Scan the lines below for the string "产品BOM表" and copy every one that has it.

[Excerpt from a dataset]
☆ ☆ ☆ ☆ ☆ ☆ ☆

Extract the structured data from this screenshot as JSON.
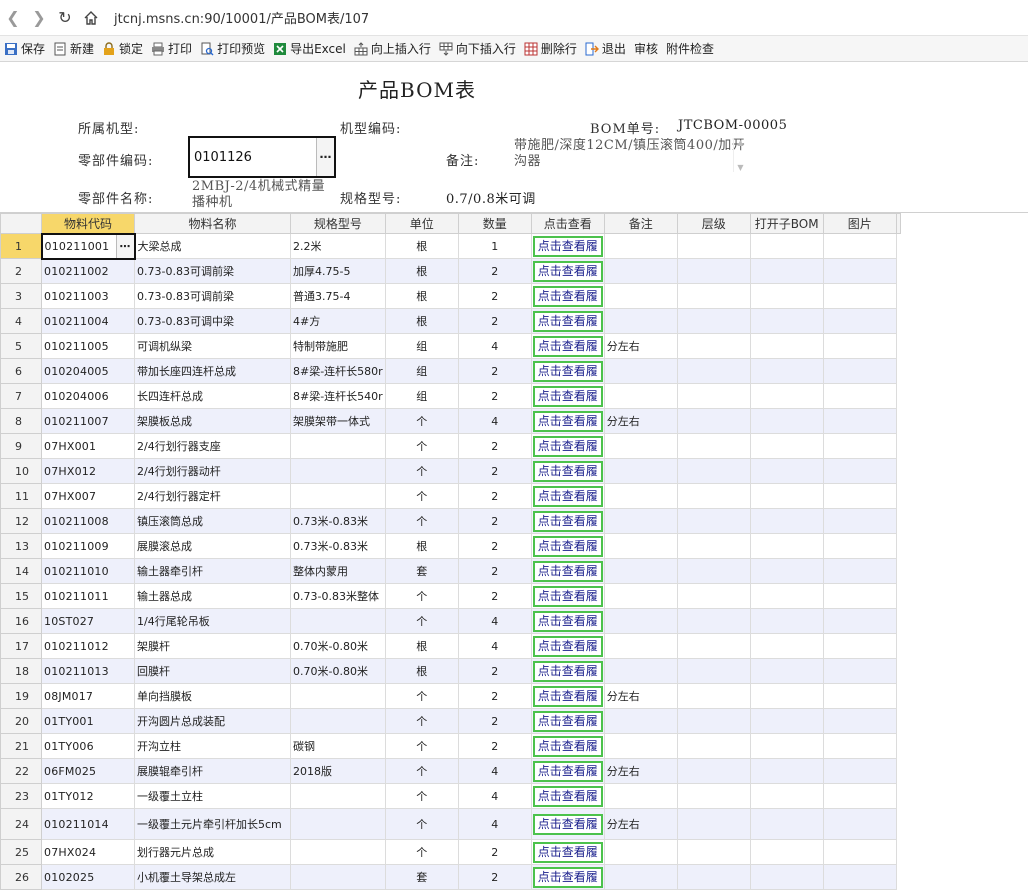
{
  "browser": {
    "url": "jtcnj.msns.cn:90/10001/产品BOM表/107"
  },
  "toolbar": [
    {
      "label": "保存",
      "icon": "save-icon"
    },
    {
      "label": "新建",
      "icon": "new-icon"
    },
    {
      "label": "锁定",
      "icon": "lock-icon"
    },
    {
      "label": "打印",
      "icon": "print-icon"
    },
    {
      "label": "打印预览",
      "icon": "print-preview-icon"
    },
    {
      "label": "导出Excel",
      "icon": "excel-icon"
    },
    {
      "label": "向上插入行",
      "icon": "insert-row-above-icon"
    },
    {
      "label": "向下插入行",
      "icon": "insert-row-below-icon"
    },
    {
      "label": "删除行",
      "icon": "delete-row-icon"
    },
    {
      "label": "退出",
      "icon": "exit-icon"
    },
    {
      "label": "审核",
      "icon": ""
    },
    {
      "label": "附件检查",
      "icon": ""
    }
  ],
  "form": {
    "title": "产品BOM表",
    "machine_type_label": "所属机型:",
    "machine_code_label": "机型编码:",
    "bom_no_label": "BOM单号:",
    "bom_no_value": "JTCBOM-00005",
    "part_code_label": "零部件编码:",
    "part_code_value": "0101126",
    "remark_label": "备注:",
    "remark_value": "带施肥/深度12CM/镇压滚筒400/加开沟器",
    "part_name_label": "零部件名称:",
    "part_name_value": "2MBJ-2/4机械式精量播种机",
    "spec_label": "规格型号:",
    "spec_value": "0.7/0.8米可调"
  },
  "grid": {
    "columns": [
      "物料代码",
      "物料名称",
      "规格型号",
      "单位",
      "数量",
      "点击查看",
      "备注",
      "层级",
      "打开子BOM",
      "图片"
    ],
    "view_button_label": "点击查看履",
    "rows": [
      {
        "n": "1",
        "code": "010211001",
        "name": "大梁总成",
        "spec": "2.2米",
        "unit": "根",
        "qty": "1",
        "note": ""
      },
      {
        "n": "2",
        "code": "010211002",
        "name": "0.73-0.83可调前梁",
        "spec": "加厚4.75-5",
        "unit": "根",
        "qty": "2",
        "note": ""
      },
      {
        "n": "3",
        "code": "010211003",
        "name": "0.73-0.83可调前梁",
        "spec": "普通3.75-4",
        "unit": "根",
        "qty": "2",
        "note": ""
      },
      {
        "n": "4",
        "code": "010211004",
        "name": "0.73-0.83可调中梁",
        "spec": "4#方",
        "unit": "根",
        "qty": "2",
        "note": ""
      },
      {
        "n": "5",
        "code": "010211005",
        "name": "可调机纵梁",
        "spec": "特制带施肥",
        "unit": "组",
        "qty": "4",
        "note": "分左右"
      },
      {
        "n": "6",
        "code": "010204005",
        "name": "带加长座四连杆总成",
        "spec": "8#梁-连杆长580r",
        "unit": "组",
        "qty": "2",
        "note": ""
      },
      {
        "n": "7",
        "code": "010204006",
        "name": "长四连杆总成",
        "spec": "8#梁-连杆长540r",
        "unit": "组",
        "qty": "2",
        "note": ""
      },
      {
        "n": "8",
        "code": "010211007",
        "name": "架膜板总成",
        "spec": "架膜架带一体式",
        "unit": "个",
        "qty": "4",
        "note": "分左右"
      },
      {
        "n": "9",
        "code": "07HX001",
        "name": "2/4行划行器支座",
        "spec": "",
        "unit": "个",
        "qty": "2",
        "note": ""
      },
      {
        "n": "10",
        "code": "07HX012",
        "name": "2/4行划行器动杆",
        "spec": "",
        "unit": "个",
        "qty": "2",
        "note": ""
      },
      {
        "n": "11",
        "code": "07HX007",
        "name": "2/4行划行器定杆",
        "spec": "",
        "unit": "个",
        "qty": "2",
        "note": ""
      },
      {
        "n": "12",
        "code": "010211008",
        "name": "镇压滚筒总成",
        "spec": "0.73米-0.83米",
        "unit": "个",
        "qty": "2",
        "note": ""
      },
      {
        "n": "13",
        "code": "010211009",
        "name": "展膜滚总成",
        "spec": "0.73米-0.83米",
        "unit": "根",
        "qty": "2",
        "note": ""
      },
      {
        "n": "14",
        "code": "010211010",
        "name": "输土器牵引杆",
        "spec": "整体内蒙用",
        "unit": "套",
        "qty": "2",
        "note": ""
      },
      {
        "n": "15",
        "code": "010211011",
        "name": "输土器总成",
        "spec": "0.73-0.83米整体",
        "unit": "个",
        "qty": "2",
        "note": ""
      },
      {
        "n": "16",
        "code": "10ST027",
        "name": "1/4行尾轮吊板",
        "spec": "",
        "unit": "个",
        "qty": "4",
        "note": ""
      },
      {
        "n": "17",
        "code": "010211012",
        "name": "架膜杆",
        "spec": "0.70米-0.80米",
        "unit": "根",
        "qty": "4",
        "note": ""
      },
      {
        "n": "18",
        "code": "010211013",
        "name": "回膜杆",
        "spec": "0.70米-0.80米",
        "unit": "根",
        "qty": "2",
        "note": ""
      },
      {
        "n": "19",
        "code": "08JM017",
        "name": "单向挡膜板",
        "spec": "",
        "unit": "个",
        "qty": "2",
        "note": "分左右"
      },
      {
        "n": "20",
        "code": "01TY001",
        "name": "开沟圆片总成装配",
        "spec": "",
        "unit": "个",
        "qty": "2",
        "note": ""
      },
      {
        "n": "21",
        "code": "01TY006",
        "name": "开沟立柱",
        "spec": "碳钢",
        "unit": "个",
        "qty": "2",
        "note": ""
      },
      {
        "n": "22",
        "code": "06FM025",
        "name": "展膜辊牵引杆",
        "spec": "2018版",
        "unit": "个",
        "qty": "4",
        "note": "分左右"
      },
      {
        "n": "23",
        "code": "01TY012",
        "name": "一级覆土立柱",
        "spec": "",
        "unit": "个",
        "qty": "4",
        "note": ""
      },
      {
        "n": "24",
        "code": "010211014",
        "name": "一级覆土元片牵引杆加长5cm",
        "spec": "",
        "unit": "个",
        "qty": "4",
        "note": "分左右"
      },
      {
        "n": "25",
        "code": "07HX024",
        "name": "划行器元片总成",
        "spec": "",
        "unit": "个",
        "qty": "2",
        "note": ""
      },
      {
        "n": "26",
        "code": "0102025",
        "name": "小机覆土导架总成左",
        "spec": "",
        "unit": "套",
        "qty": "2",
        "note": ""
      }
    ]
  }
}
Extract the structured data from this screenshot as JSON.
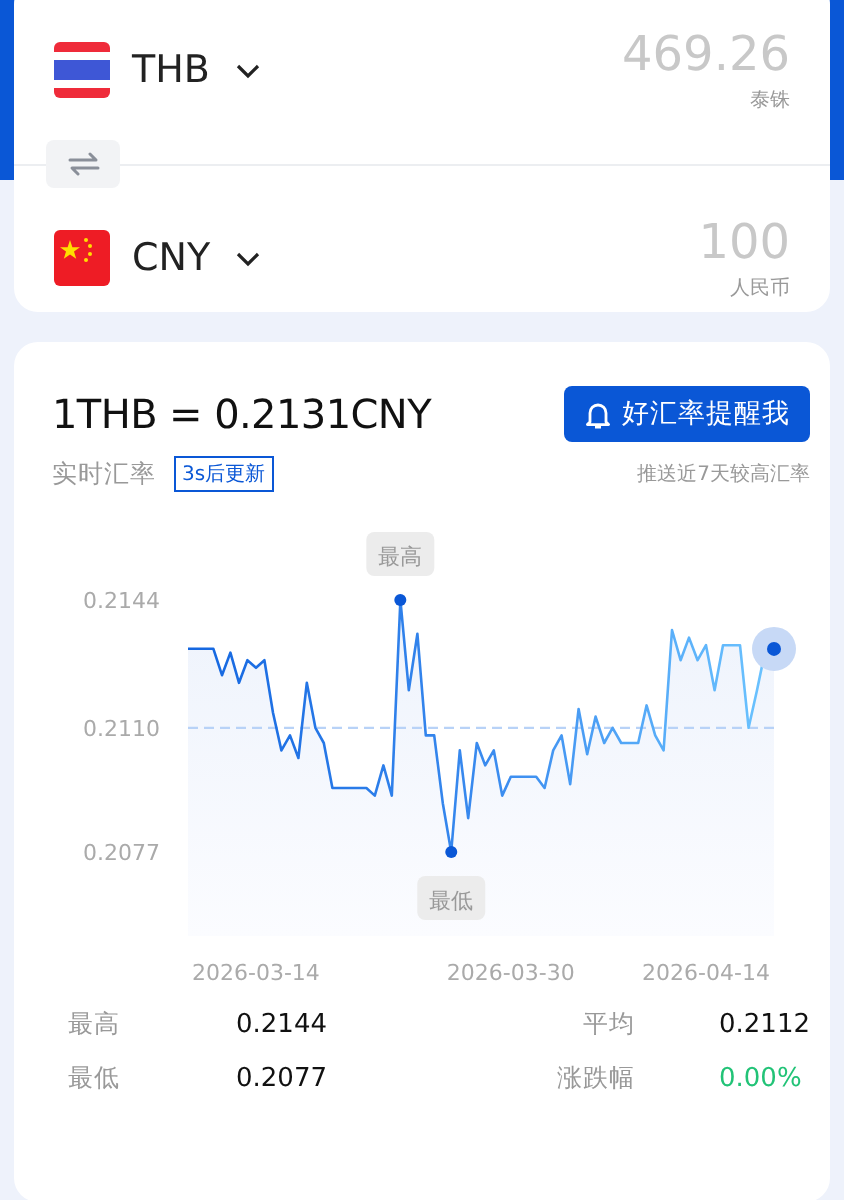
{
  "converter": {
    "currencies": [
      {
        "kind": "th",
        "code": "THB",
        "amount": "469.26",
        "name": "泰铢"
      },
      {
        "kind": "cn",
        "code": "CNY",
        "amount": "100",
        "name": "人民币"
      }
    ]
  },
  "rate": {
    "title": "1THB = 0.2131CNY",
    "label": "实时汇率",
    "refresh": "3s后更新",
    "alert_button": "好汇率提醒我",
    "alert_note": "推送近7天较高汇率"
  },
  "chart_data": {
    "type": "area",
    "ylim": [
      0.2077,
      0.2144
    ],
    "yticks": [
      {
        "value": 0.2144,
        "label": "0.2144"
      },
      {
        "value": 0.211,
        "label": "0.2110"
      },
      {
        "value": 0.2077,
        "label": "0.2077"
      }
    ],
    "categories": [
      null,
      null,
      null,
      null,
      null,
      null,
      null,
      null,
      "2026-03-14",
      null,
      null,
      null,
      null,
      null,
      null,
      null,
      null,
      null,
      null,
      null,
      null,
      null,
      null,
      null,
      null,
      null,
      null,
      null,
      null,
      null,
      null,
      null,
      null,
      null,
      null,
      null,
      null,
      null,
      "2026-03-30",
      null,
      null,
      null,
      null,
      null,
      null,
      null,
      null,
      null,
      null,
      null,
      null,
      null,
      null,
      null,
      null,
      null,
      null,
      null,
      null,
      null,
      null,
      "2026-04-14",
      null,
      null,
      null,
      null,
      null,
      null,
      null,
      null
    ],
    "series": [
      {
        "color": "#1466e0",
        "values": [
          0.2131,
          0.2131,
          0.2131,
          0.2131,
          0.2124,
          0.213,
          0.2122,
          0.2128,
          0.2126,
          0.2128,
          0.2114,
          0.2104,
          0.2108,
          0.2102,
          0.2122,
          0.211,
          0.2106,
          0.2094,
          0.2094,
          0.2094,
          0.2094,
          0.2094,
          0.2092,
          0.21,
          0.2092,
          0.2144,
          0.212,
          0.2135,
          0.2108,
          0.2108,
          0.209,
          0.2077,
          0.2104,
          0.2086,
          0.2106,
          0.21,
          0.2104,
          0.2092,
          0.2097,
          0.2097,
          0.2097,
          0.2097,
          0.2094,
          0.2104,
          0.2108,
          0.2095,
          0.2115,
          0.2103,
          0.2113,
          0.2106,
          0.211,
          0.2106,
          0.2106,
          0.2106,
          0.2116,
          0.2108,
          0.2104,
          0.2136,
          0.2128,
          0.2134,
          0.2128,
          0.2132,
          0.212,
          0.2132,
          0.2132,
          0.2132,
          0.211,
          0.212,
          0.2131,
          0.2131
        ]
      }
    ],
    "ref_lines": [
      {
        "axis": "y",
        "value": 0.211
      }
    ],
    "annotations": [
      {
        "text": "最高",
        "y": 0.2144
      },
      {
        "text": "最低",
        "y": 0.2077
      }
    ]
  },
  "stats": [
    {
      "kind": "plain",
      "label": "最高",
      "value": "0.2144"
    },
    {
      "kind": "plain",
      "label": "平均",
      "value": "0.2112"
    },
    {
      "kind": "plain",
      "label": "最低",
      "value": "0.2077"
    },
    {
      "kind": "change",
      "label": "涨跌幅",
      "value": "0.00%"
    }
  ]
}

☆ ☆ ☆ ☆ ☆ ☆ ☆

▶ ANSWER FOR THE TASK:
    "url": "jtcnj.msns.cn:90/10001/产品BOM表/107"
    "title": "产品BOM表",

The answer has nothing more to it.